## EXERCISE BRIEF
Copy each line exactly. Drop every picture.

━━━━━━━━━━━━━━━━━━━━━━━━━━━━━━

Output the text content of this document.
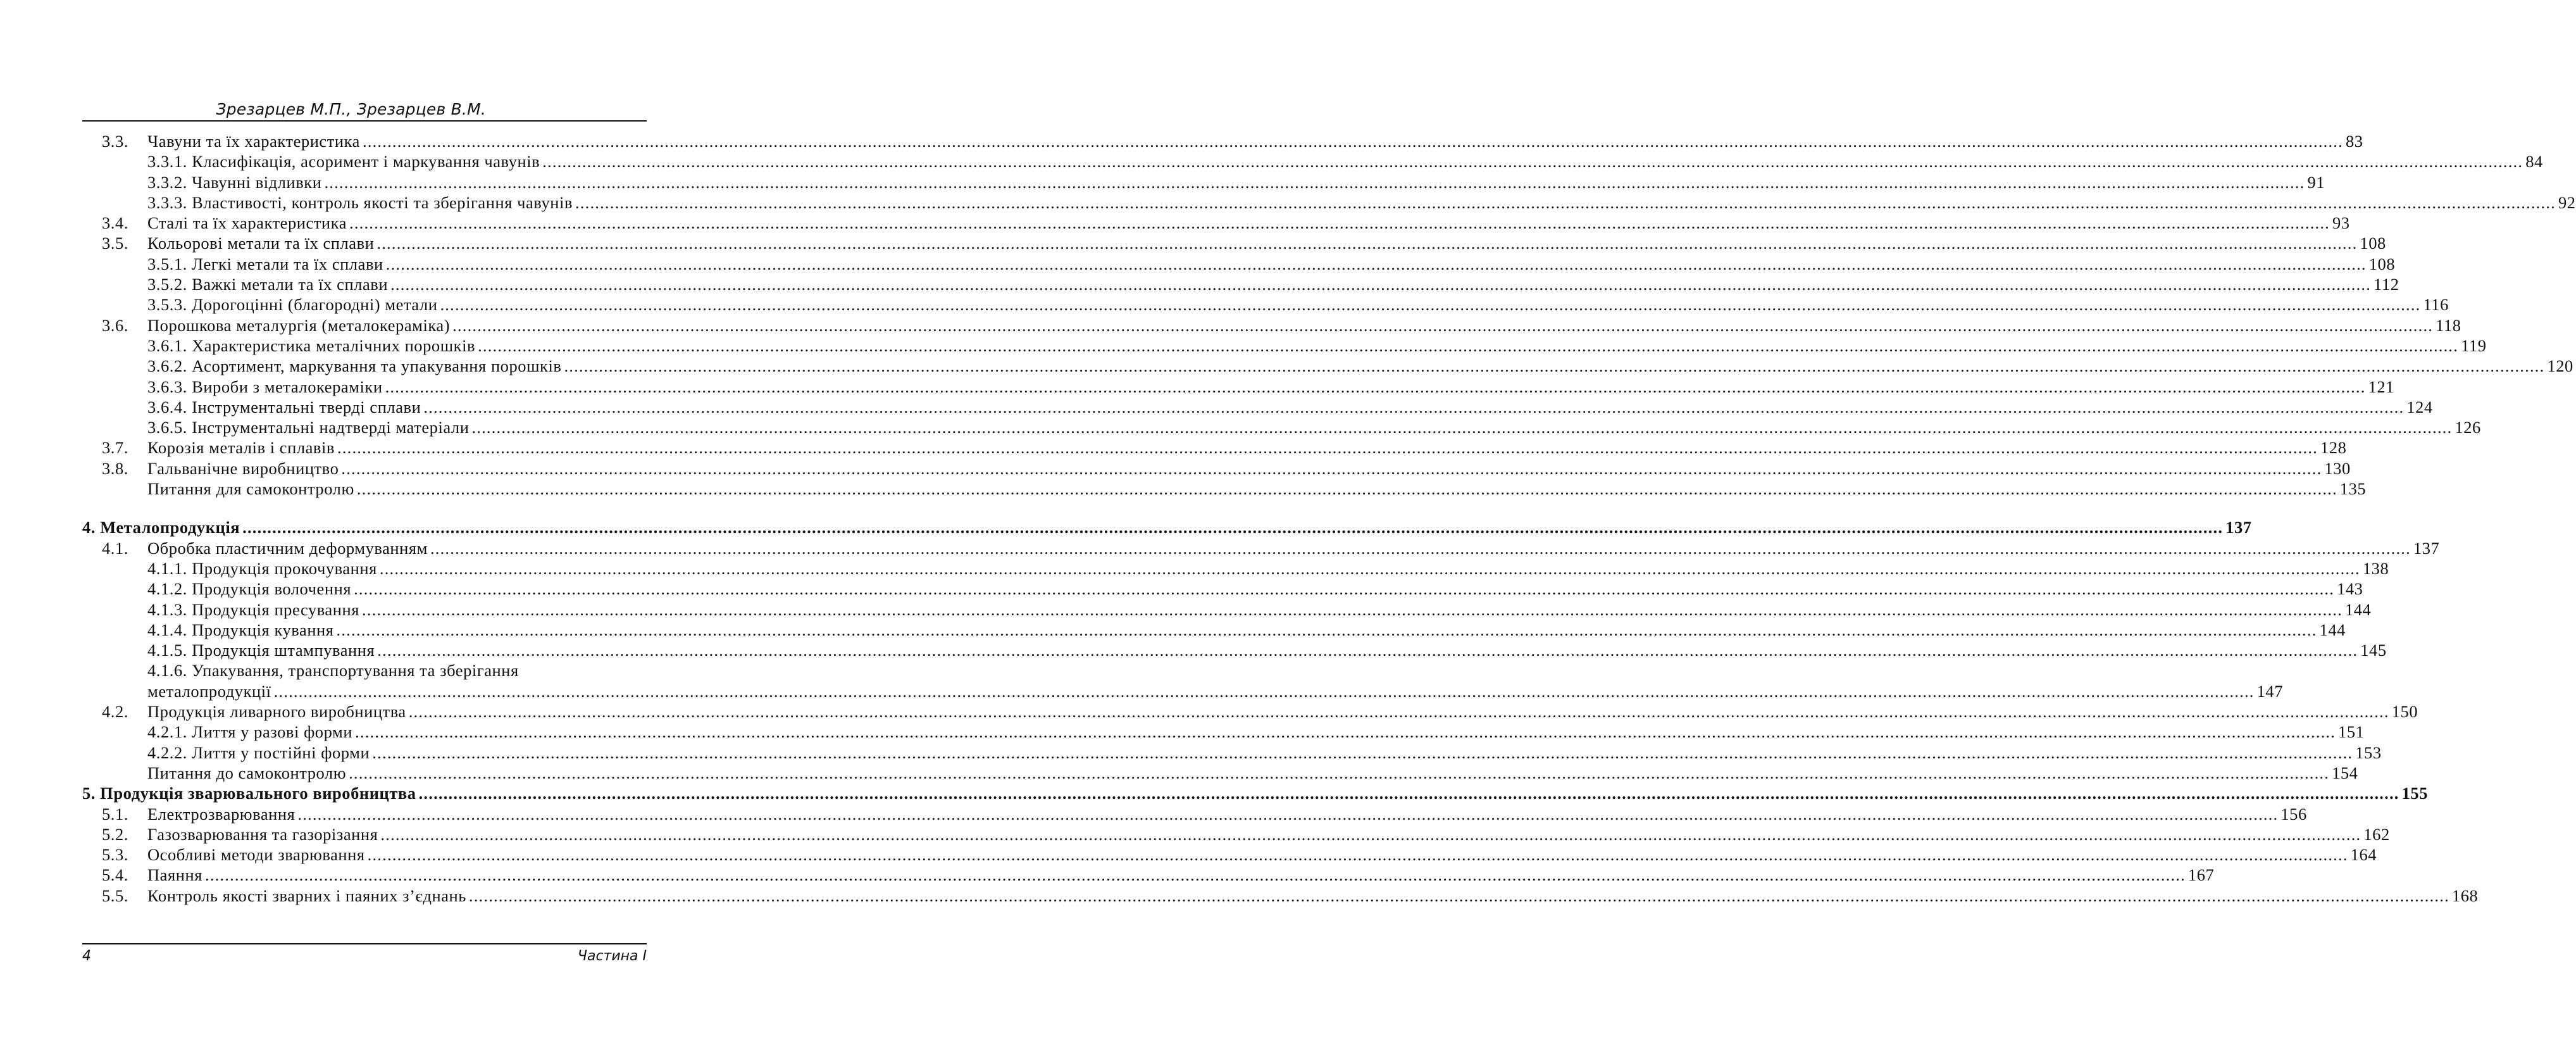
Зрезарцев М.П., Зрезарцев В.М.
3.3. Чавуни та їх характеристика ................................................................................................................................................................................................................................................................................................................................................................................................................ 83
3.3.1. Класифікація, асоримент і маркування чавунів ................................................................................................................................................................................................................................................................................................................................................................................................................ 84
3.3.2. Чавунні відливки ................................................................................................................................................................................................................................................................................................................................................................................................................ 91
3.3.3. Властивості, контроль якості та зберігання чавунів ................................................................................................................................................................................................................................................................................................................................................................................................................ 92
3.4. Сталі та їх характеристика ................................................................................................................................................................................................................................................................................................................................................................................................................ 93
3.5. Кольорові метали та їх сплави ................................................................................................................................................................................................................................................................................................................................................................................................................ 108
3.5.1. Легкі метали та їх сплави ................................................................................................................................................................................................................................................................................................................................................................................................................ 108
3.5.2. Важкі метали та їх сплави ................................................................................................................................................................................................................................................................................................................................................................................................................ 112
3.5.3. Дорогоцінні (благородні) метали ................................................................................................................................................................................................................................................................................................................................................................................................................ 116
3.6. Порошкова металургія (металокераміка) ................................................................................................................................................................................................................................................................................................................................................................................................................ 118
3.6.1. Характеристика металічних порошків ................................................................................................................................................................................................................................................................................................................................................................................................................ 119
3.6.2. Асортимент, маркування та упакування порошків ................................................................................................................................................................................................................................................................................................................................................................................................................ 120
3.6.3. Вироби з металокераміки ................................................................................................................................................................................................................................................................................................................................................................................................................ 121
3.6.4. Інструментальні тверді сплави ................................................................................................................................................................................................................................................................................................................................................................................................................ 124
3.6.5. Інструментальні надтверді матеріали ................................................................................................................................................................................................................................................................................................................................................................................................................ 126
3.7. Корозія металів і сплавів ................................................................................................................................................................................................................................................................................................................................................................................................................ 128
3.8. Гальванічне виробництво ................................................................................................................................................................................................................................................................................................................................................................................................................ 130
Питання для самоконтролю ................................................................................................................................................................................................................................................................................................................................................................................................................ 135
4. Металопродукція ................................................................................................................................................................................................................................................................................................................................................................................................................ 137
4.1. Обробка пластичним деформуванням ................................................................................................................................................................................................................................................................................................................................................................................................................ 137
4.1.1. Продукція прокочування ................................................................................................................................................................................................................................................................................................................................................................................................................ 138
4.1.2. Продукція волочення ................................................................................................................................................................................................................................................................................................................................................................................................................ 143
4.1.3. Продукція пресування ................................................................................................................................................................................................................................................................................................................................................................................................................ 144
4.1.4. Продукція кування ................................................................................................................................................................................................................................................................................................................................................................................................................ 144
4.1.5. Продукція штампування ................................................................................................................................................................................................................................................................................................................................................................................................................ 145
4.1.6. Упакування, транспортування та зберігання
металопродукції ................................................................................................................................................................................................................................................................................................................................................................................................................ 147
4.2. Продукція ливарного виробництва ................................................................................................................................................................................................................................................................................................................................................................................................................ 150
4.2.1. Лиття у разові форми ................................................................................................................................................................................................................................................................................................................................................................................................................ 151
4.2.2. Лиття у постійні форми ................................................................................................................................................................................................................................................................................................................................................................................................................ 153
Питання до самоконтролю ................................................................................................................................................................................................................................................................................................................................................................................................................ 154
5. Продукція зварювального виробництва ................................................................................................................................................................................................................................................................................................................................................................................................................ 155
5.1. Електрозварювання ................................................................................................................................................................................................................................................................................................................................................................................................................ 156
5.2. Газозварювання та газорізання ................................................................................................................................................................................................................................................................................................................................................................................................................ 162
5.3. Особливі методи зварювання ................................................................................................................................................................................................................................................................................................................................................................................................................ 164
5.4. Паяння ................................................................................................................................................................................................................................................................................................................................................................................................................ 167
5.5. Контроль якості зварних і паяних з’єднань ................................................................................................................................................................................................................................................................................................................................................................................................................ 168
4	Частина І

━━━━━━━━━━━━━━━━━━━━━━━━━━━━━━

## REPLY
Output the text content of this document.
Зрезарцев М.П., Зрезарцев В.М.
3.3. Чавуни та їх характеристика ................................................................................................................................................................................................................................................................................................................................................................................................................ 83
3.3.1. Класифікація, асоримент і маркування чавунів ................................................................................................................................................................................................................................................................................................................................................................................................................ 84
3.3.2. Чавунні відливки ................................................................................................................................................................................................................................................................................................................................................................................................................ 91
3.3.3. Властивості, контроль якості та зберігання чавунів ................................................................................................................................................................................................................................................................................................................................................................................................................ 92
3.4. Сталі та їх характеристика ................................................................................................................................................................................................................................................................................................................................................................................................................ 93
3.5. Кольорові метали та їх сплави ................................................................................................................................................................................................................................................................................................................................................................................................................ 108
3.5.1. Легкі метали та їх сплави ................................................................................................................................................................................................................................................................................................................................................................................................................ 108
3.5.2. Важкі метали та їх сплави ................................................................................................................................................................................................................................................................................................................................................................................................................ 112
3.5.3. Дорогоцінні (благородні) метали ................................................................................................................................................................................................................................................................................................................................................................................................................ 116
3.6. Порошкова металургія (металокераміка) ................................................................................................................................................................................................................................................................................................................................................................................................................ 118
3.6.1. Характеристика металічних порошків ................................................................................................................................................................................................................................................................................................................................................................................................................ 119
3.6.2. Асортимент, маркування та упакування порошків ................................................................................................................................................................................................................................................................................................................................................................................................................ 120
3.6.3. Вироби з металокераміки ................................................................................................................................................................................................................................................................................................................................................................................................................ 121
3.6.4. Інструментальні тверді сплави ................................................................................................................................................................................................................................................................................................................................................................................................................ 124
3.6.5. Інструментальні надтверді матеріали ................................................................................................................................................................................................................................................................................................................................................................................................................ 126
3.7. Корозія металів і сплавів ................................................................................................................................................................................................................................................................................................................................................................................................................ 128
3.8. Гальванічне виробництво ................................................................................................................................................................................................................................................................................................................................................................................................................ 130
Питання для самоконтролю ................................................................................................................................................................................................................................................................................................................................................................................................................ 135
4. Металопродукція ................................................................................................................................................................................................................................................................................................................................................................................................................ 137
4.1. Обробка пластичним деформуванням ................................................................................................................................................................................................................................................................................................................................................................................................................ 137
4.1.1. Продукція прокочування ................................................................................................................................................................................................................................................................................................................................................................................................................ 138
4.1.2. Продукція волочення ................................................................................................................................................................................................................................................................................................................................................................................................................ 143
4.1.3. Продукція пресування ................................................................................................................................................................................................................................................................................................................................................................................................................ 144
4.1.4. Продукція кування ................................................................................................................................................................................................................................................................................................................................................................................................................ 144
4.1.5. Продукція штампування ................................................................................................................................................................................................................................................................................................................................................................................................................ 145
4.1.6. Упакування, транспортування та зберігання
металопродукції ................................................................................................................................................................................................................................................................................................................................................................................................................ 147
4.2. Продукція ливарного виробництва ................................................................................................................................................................................................................................................................................................................................................................................................................ 150
4.2.1. Лиття у разові форми ................................................................................................................................................................................................................................................................................................................................................................................................................ 151
4.2.2. Лиття у постійні форми ................................................................................................................................................................................................................................................................................................................................................................................................................ 153
Питання до самоконтролю ................................................................................................................................................................................................................................................................................................................................................................................................................ 154
5. Продукція зварювального виробництва ................................................................................................................................................................................................................................................................................................................................................................................................................ 155
5.1. Електрозварювання ................................................................................................................................................................................................................................................................................................................................................................................................................ 156
5.2. Газозварювання та газорізання ................................................................................................................................................................................................................................................................................................................................................................................................................ 162
5.3. Особливі методи зварювання ................................................................................................................................................................................................................................................................................................................................................................................................................ 164
5.4. Паяння ................................................................................................................................................................................................................................................................................................................................................................................................................ 167
5.5. Контроль якості зварних і паяних з’єднань ................................................................................................................................................................................................................................................................................................................................................................................................................ 168
4	Частина І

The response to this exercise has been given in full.